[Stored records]
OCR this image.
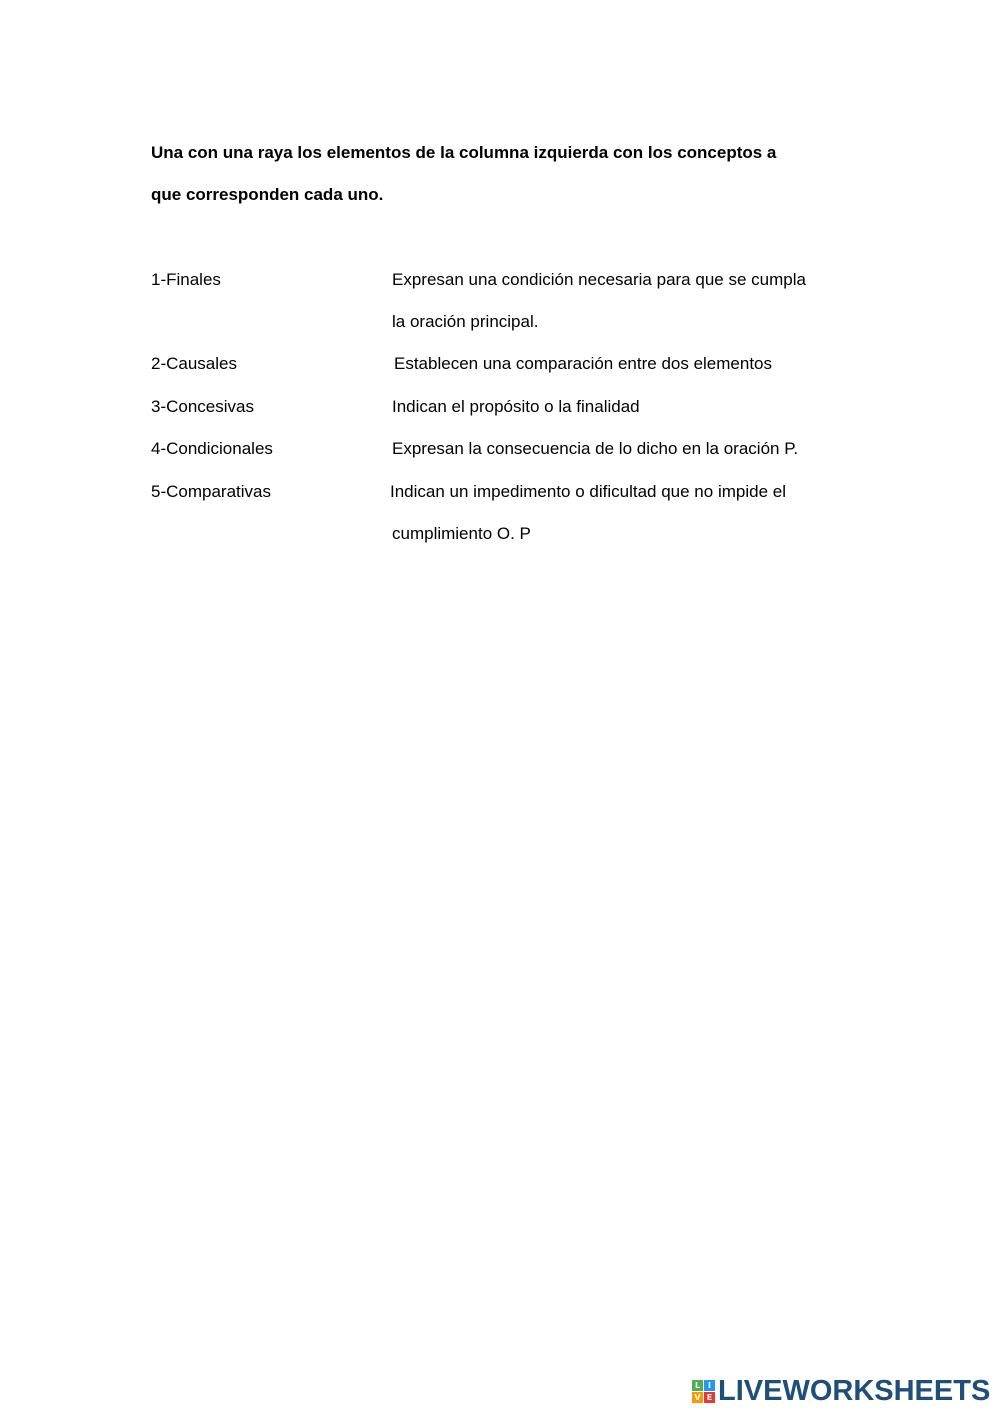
Una con una raya los elementos de la columna izquierda con los conceptos a
que corresponden cada uno.
1-Finales
2-Causales
3-Concesivas
4-Condicionales
5-Comparativas
Expresan una condición necesaria para que se cumpla
la oración principal.
Establecen una comparación entre dos elementos
Indican el propósito o la finalidad
Expresan la consecuencia de lo dicho en la oración P.
Indican un impedimento o dificultad que no impide el
cumplimiento O. P
L I
V E LIVEWORKSHEETS
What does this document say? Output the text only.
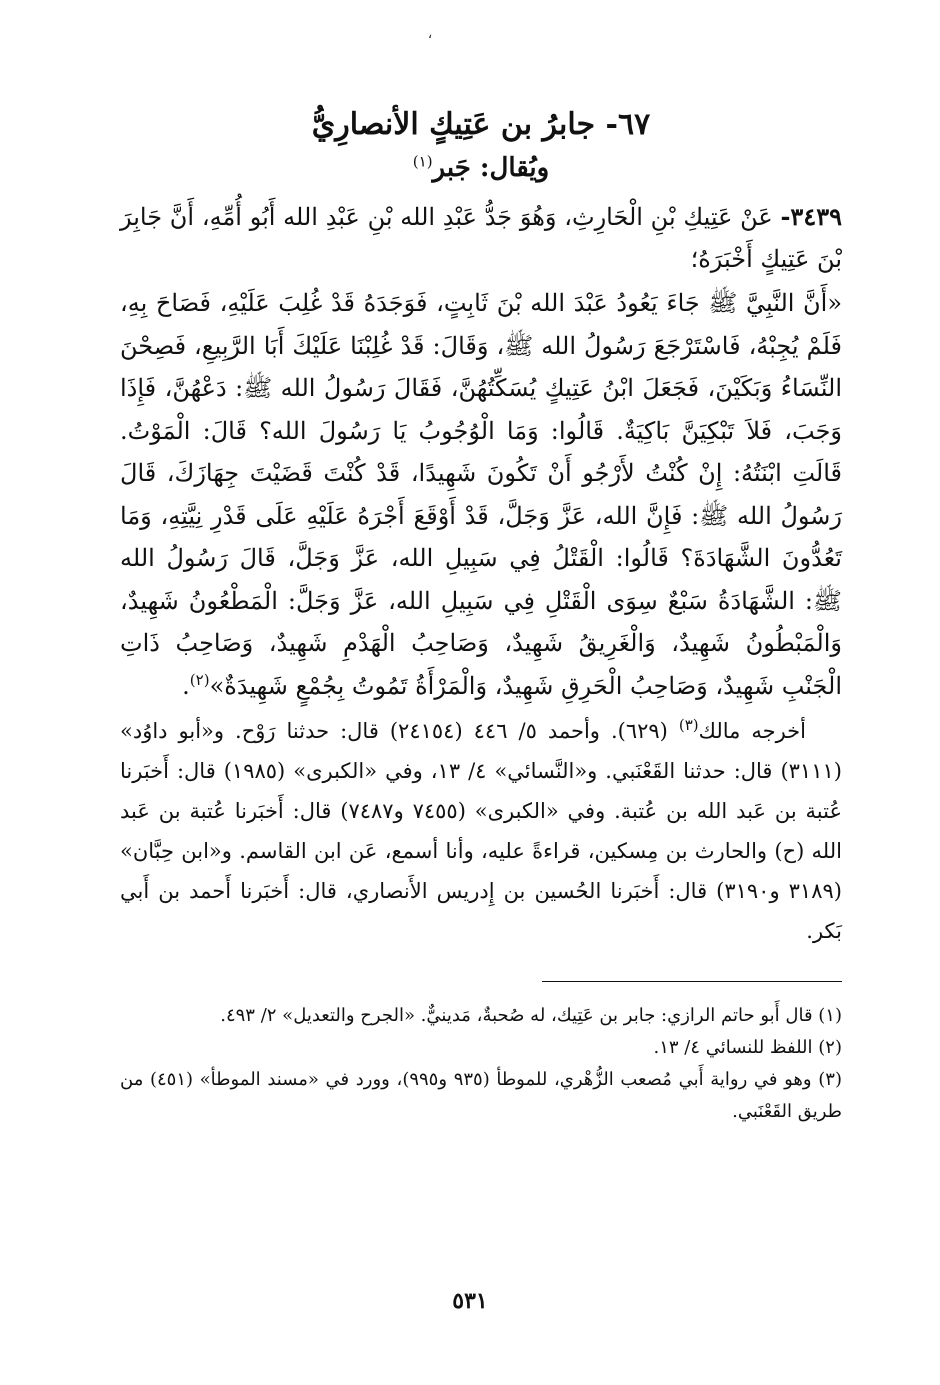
،
٦٧- جابرُ بن عَتِيكٍ الأنصارِيُّ
ويُقال: جَبر$^{(١)}$

٣٤٣٩- عَنْ عَتِيكِ بْنِ الْحَارِثِ، وَهُوَ جَدُّ عَبْدِ الله بْنِ عَبْدِ الله أَبُو أُمِّهِ، أَنَّ جَابِرَ بْنَ عَتِيكٍ أَخْبَرَهُ؛

«أَنَّ النَّبِيَّ ﷺ جَاءَ يَعُودُ عَبْدَ الله بْنَ ثَابِتٍ، فَوَجَدَهُ قَدْ غُلِبَ عَلَيْهِ، فَصَاحَ بِهِ، فَلَمْ يُجِبْهُ، فَاسْتَرْجَعَ رَسُولُ الله ﷺ، وَقَالَ: قَدْ غُلِبْنَا عَلَيْكَ أَبَا الرَّبِيعِ، فَصِحْنَ النِّسَاءُ وَبَكَيْنَ، فَجَعَلَ ابْنُ عَتِيكٍ يُسَكِّتُهُنَّ، فَقَالَ رَسُولُ الله ﷺ: دَعْهُنَّ، فَإِذَا وَجَبَ، فَلاَ تَبْكِيَنَّ بَاكِيَةٌ. قَالُوا: وَمَا الْوُجُوبُ يَا رَسُولَ الله؟ قَالَ: الْمَوْتُ. قَالَتِ ابْنَتُهُ: إِنْ كُنْتُ لأَرْجُو أَنْ تَكُونَ شَهِيدًا، قَدْ كُنْتَ قَضَيْتَ جِهَازَكَ، قَالَ رَسُولُ الله ﷺ: فَإِنَّ الله، عَزَّ وَجَلَّ، قَدْ أَوْقَعَ أَجْرَهُ عَلَيْهِ عَلَى قَدْرِ نِيَّتِهِ، وَمَا تَعُدُّونَ الشَّهَادَةَ؟ قَالُوا: الْقَتْلُ فِي سَبِيلِ الله، عَزَّ وَجَلَّ، قَالَ رَسُولُ الله ﷺ: الشَّهَادَةُ سَبْعٌ سِوَى الْقَتْلِ فِي سَبِيلِ الله، عَزَّ وَجَلَّ: الْمَطْعُونُ شَهِيدٌ، وَالْمَبْطُونُ شَهِيدٌ، وَالْغَرِيقُ شَهِيدٌ، وَصَاحِبُ الْهَدْمِ شَهِيدٌ، وَصَاحِبُ ذَاتِ الْجَنْبِ شَهِيدٌ، وَصَاحِبُ الْحَرِقِ شَهِيدٌ، وَالْمَرْأَةُ تَمُوتُ بِجُمْعٍ شَهِيدَةٌ»$^{(٢)}$.

أخرجه مالك$^{(٣)}$ (٦٢٩). وأحمد ٥/ ٤٤٦ (٢٤١٥٤) قال: حدثنا رَوْح. و«أبو داوُد» (٣١١١) قال: حدثنا القَعْنَبي. و«النَّسائي» ٤/ ١٣، وفي «الكبرى» (١٩٨٥) قال: أَخبَرنا عُتبة بن عَبد الله بن عُتبة. وفي «الكبرى» (٧٤٥٥ و٧٤٨٧) قال: أَخبَرنا عُتبة بن عَبد الله (ح) والحارث بن مِسكين، قراءةً عليه، وأنا أسمع، عَن ابن القاسم. و«ابن حِبَّان» (٣١٨٩ و٣١٩٠) قال: أَخبَرنا الحُسين بن إِدريس الأَنصاري، قال: أَخبَرنا أَحمد بن أَبي بَكر.

(١) قال أَبو حاتم الرازي: جابر بن عَتِيك، له صُحبةٌ، مَدينيٌّ. «الجرح والتعديل» ٢/ ٤٩٣.
(٢) اللفظ للنسائي ٤/ ١٣.
(٣) وهو في رواية أَبي مُصعب الزُّهْري، للموطأ (٩٣٥ و٩٩٥)، وورد في «مسند الموطأ» (٤٥١) من طريق القَعْنَبي.
٥٣١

WHAT THE EXERCISE ASKS: Set down, unchanged, only the lines running from the line with "What does this" to the last line, including both. Pictures stay out of the copy.

FINAL RESULT:
What does this document say? Output the text only.
،
٦٧- جابرُ بن عَتِيكٍ الأنصارِيُّ
ويُقال: جَبر$^{(١)}$

٣٤٣٩- عَنْ عَتِيكِ بْنِ الْحَارِثِ، وَهُوَ جَدُّ عَبْدِ الله بْنِ عَبْدِ الله أَبُو أُمِّهِ، أَنَّ جَابِرَ بْنَ عَتِيكٍ أَخْبَرَهُ؛

«أَنَّ النَّبِيَّ ﷺ جَاءَ يَعُودُ عَبْدَ الله بْنَ ثَابِتٍ، فَوَجَدَهُ قَدْ غُلِبَ عَلَيْهِ، فَصَاحَ بِهِ، فَلَمْ يُجِبْهُ، فَاسْتَرْجَعَ رَسُولُ الله ﷺ، وَقَالَ: قَدْ غُلِبْنَا عَلَيْكَ أَبَا الرَّبِيعِ، فَصِحْنَ النِّسَاءُ وَبَكَيْنَ، فَجَعَلَ ابْنُ عَتِيكٍ يُسَكِّتُهُنَّ، فَقَالَ رَسُولُ الله ﷺ: دَعْهُنَّ، فَإِذَا وَجَبَ، فَلاَ تَبْكِيَنَّ بَاكِيَةٌ. قَالُوا: وَمَا الْوُجُوبُ يَا رَسُولَ الله؟ قَالَ: الْمَوْتُ. قَالَتِ ابْنَتُهُ: إِنْ كُنْتُ لأَرْجُو أَنْ تَكُونَ شَهِيدًا، قَدْ كُنْتَ قَضَيْتَ جِهَازَكَ، قَالَ رَسُولُ الله ﷺ: فَإِنَّ الله، عَزَّ وَجَلَّ، قَدْ أَوْقَعَ أَجْرَهُ عَلَيْهِ عَلَى قَدْرِ نِيَّتِهِ، وَمَا تَعُدُّونَ الشَّهَادَةَ؟ قَالُوا: الْقَتْلُ فِي سَبِيلِ الله، عَزَّ وَجَلَّ، قَالَ رَسُولُ الله ﷺ: الشَّهَادَةُ سَبْعٌ سِوَى الْقَتْلِ فِي سَبِيلِ الله، عَزَّ وَجَلَّ: الْمَطْعُونُ شَهِيدٌ، وَالْمَبْطُونُ شَهِيدٌ، وَالْغَرِيقُ شَهِيدٌ، وَصَاحِبُ الْهَدْمِ شَهِيدٌ، وَصَاحِبُ ذَاتِ الْجَنْبِ شَهِيدٌ، وَصَاحِبُ الْحَرِقِ شَهِيدٌ، وَالْمَرْأَةُ تَمُوتُ بِجُمْعٍ شَهِيدَةٌ»$^{(٢)}$.

أخرجه مالك$^{(٣)}$ (٦٢٩). وأحمد ٥/ ٤٤٦ (٢٤١٥٤) قال: حدثنا رَوْح. و«أبو داوُد» (٣١١١) قال: حدثنا القَعْنَبي. و«النَّسائي» ٤/ ١٣، وفي «الكبرى» (١٩٨٥) قال: أَخبَرنا عُتبة بن عَبد الله بن عُتبة. وفي «الكبرى» (٧٤٥٥ و٧٤٨٧) قال: أَخبَرنا عُتبة بن عَبد الله (ح) والحارث بن مِسكين، قراءةً عليه، وأنا أسمع، عَن ابن القاسم. و«ابن حِبَّان» (٣١٨٩ و٣١٩٠) قال: أَخبَرنا الحُسين بن إِدريس الأَنصاري، قال: أَخبَرنا أَحمد بن أَبي بَكر.

(١) قال أَبو حاتم الرازي: جابر بن عَتِيك، له صُحبةٌ، مَدينيٌّ. «الجرح والتعديل» ٢/ ٤٩٣.
(٢) اللفظ للنسائي ٤/ ١٣.
(٣) وهو في رواية أَبي مُصعب الزُّهْري، للموطأ (٩٣٥ و٩٩٥)، وورد في «مسند الموطأ» (٤٥١) من طريق القَعْنَبي.
٥٣١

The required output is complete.